═══ DATA PROVIDED
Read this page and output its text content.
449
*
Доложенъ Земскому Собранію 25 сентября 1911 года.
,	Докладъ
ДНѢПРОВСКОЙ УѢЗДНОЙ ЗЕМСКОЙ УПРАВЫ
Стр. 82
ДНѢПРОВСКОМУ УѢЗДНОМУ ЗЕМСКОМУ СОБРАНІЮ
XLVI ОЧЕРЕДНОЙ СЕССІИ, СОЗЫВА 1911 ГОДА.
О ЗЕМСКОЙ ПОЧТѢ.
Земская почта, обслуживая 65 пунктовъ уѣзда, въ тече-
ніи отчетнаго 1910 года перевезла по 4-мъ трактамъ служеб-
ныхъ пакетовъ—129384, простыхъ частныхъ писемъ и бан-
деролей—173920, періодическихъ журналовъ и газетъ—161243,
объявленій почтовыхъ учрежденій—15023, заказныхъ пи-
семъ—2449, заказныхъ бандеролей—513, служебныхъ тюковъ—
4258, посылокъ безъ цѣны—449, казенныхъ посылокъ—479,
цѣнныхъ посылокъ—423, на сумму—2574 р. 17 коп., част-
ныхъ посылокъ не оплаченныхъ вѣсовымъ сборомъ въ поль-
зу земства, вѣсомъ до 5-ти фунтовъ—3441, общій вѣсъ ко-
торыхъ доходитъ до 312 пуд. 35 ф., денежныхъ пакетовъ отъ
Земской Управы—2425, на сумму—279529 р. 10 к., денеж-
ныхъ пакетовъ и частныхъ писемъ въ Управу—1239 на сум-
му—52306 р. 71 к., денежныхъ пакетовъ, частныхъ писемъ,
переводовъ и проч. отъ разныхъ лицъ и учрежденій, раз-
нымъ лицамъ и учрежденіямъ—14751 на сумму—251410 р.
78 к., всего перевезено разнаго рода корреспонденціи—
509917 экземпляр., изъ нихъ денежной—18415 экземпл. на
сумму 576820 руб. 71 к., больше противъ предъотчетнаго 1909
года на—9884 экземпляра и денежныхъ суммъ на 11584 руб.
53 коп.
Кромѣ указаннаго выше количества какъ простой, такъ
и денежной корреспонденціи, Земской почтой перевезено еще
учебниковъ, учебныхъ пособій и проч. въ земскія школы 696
══════
# [EXERCISE INSTRUCTIONS]
Among the records above, how many lines carry the string "учрежденій"? Reply with the number alone.

# [SOLUTION]
2